-------- SUPPLIED RECORDS

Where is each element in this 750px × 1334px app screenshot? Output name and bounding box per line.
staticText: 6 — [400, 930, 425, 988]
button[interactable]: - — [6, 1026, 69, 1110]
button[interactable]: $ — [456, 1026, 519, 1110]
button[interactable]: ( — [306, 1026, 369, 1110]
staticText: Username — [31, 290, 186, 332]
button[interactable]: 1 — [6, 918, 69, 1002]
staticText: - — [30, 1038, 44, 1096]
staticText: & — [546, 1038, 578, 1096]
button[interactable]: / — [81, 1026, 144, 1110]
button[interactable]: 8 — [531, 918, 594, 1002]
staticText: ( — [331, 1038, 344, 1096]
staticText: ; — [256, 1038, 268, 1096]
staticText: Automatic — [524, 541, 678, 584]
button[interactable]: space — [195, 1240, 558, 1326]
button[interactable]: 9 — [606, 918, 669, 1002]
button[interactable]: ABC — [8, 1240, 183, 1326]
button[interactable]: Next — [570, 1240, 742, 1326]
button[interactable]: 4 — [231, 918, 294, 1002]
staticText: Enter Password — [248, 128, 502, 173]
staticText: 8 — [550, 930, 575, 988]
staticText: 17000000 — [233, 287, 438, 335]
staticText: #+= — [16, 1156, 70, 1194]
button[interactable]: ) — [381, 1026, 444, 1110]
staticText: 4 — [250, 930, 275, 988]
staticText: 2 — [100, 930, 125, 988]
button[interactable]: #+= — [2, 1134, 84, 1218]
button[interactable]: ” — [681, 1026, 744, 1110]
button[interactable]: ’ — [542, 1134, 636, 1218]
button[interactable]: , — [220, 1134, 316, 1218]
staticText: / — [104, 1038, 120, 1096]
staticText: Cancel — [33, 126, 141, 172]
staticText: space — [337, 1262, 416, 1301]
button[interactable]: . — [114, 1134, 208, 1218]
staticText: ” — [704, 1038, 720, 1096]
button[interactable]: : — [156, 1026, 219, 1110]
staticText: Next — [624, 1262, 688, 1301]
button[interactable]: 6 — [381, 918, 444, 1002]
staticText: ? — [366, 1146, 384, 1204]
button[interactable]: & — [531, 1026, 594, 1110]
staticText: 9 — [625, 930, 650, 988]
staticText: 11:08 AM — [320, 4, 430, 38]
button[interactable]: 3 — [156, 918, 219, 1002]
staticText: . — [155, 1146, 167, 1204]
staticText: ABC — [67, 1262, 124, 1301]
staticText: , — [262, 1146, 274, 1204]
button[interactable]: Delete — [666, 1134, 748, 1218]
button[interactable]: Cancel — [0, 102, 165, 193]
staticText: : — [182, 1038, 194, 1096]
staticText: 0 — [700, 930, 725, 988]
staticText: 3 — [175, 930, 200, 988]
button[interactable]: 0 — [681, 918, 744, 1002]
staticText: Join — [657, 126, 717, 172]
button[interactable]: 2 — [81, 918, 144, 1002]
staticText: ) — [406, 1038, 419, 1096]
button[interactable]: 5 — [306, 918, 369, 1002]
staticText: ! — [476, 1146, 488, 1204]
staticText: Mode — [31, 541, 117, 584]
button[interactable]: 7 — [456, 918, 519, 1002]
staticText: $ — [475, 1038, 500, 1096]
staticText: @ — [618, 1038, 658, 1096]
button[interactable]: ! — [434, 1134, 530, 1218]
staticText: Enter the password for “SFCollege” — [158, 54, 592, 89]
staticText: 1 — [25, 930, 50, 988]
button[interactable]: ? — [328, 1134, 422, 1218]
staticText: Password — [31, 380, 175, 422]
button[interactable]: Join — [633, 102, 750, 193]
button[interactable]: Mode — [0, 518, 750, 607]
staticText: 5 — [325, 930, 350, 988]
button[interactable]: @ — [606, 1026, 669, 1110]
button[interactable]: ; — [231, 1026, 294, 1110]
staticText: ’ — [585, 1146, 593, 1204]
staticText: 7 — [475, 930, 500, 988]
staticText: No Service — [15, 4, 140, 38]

----------------

### PROBLEM DETAILS
Count the rows above that contain the string "Cancel" and give only that number.

### ANSWER TO THE PROBLEM
2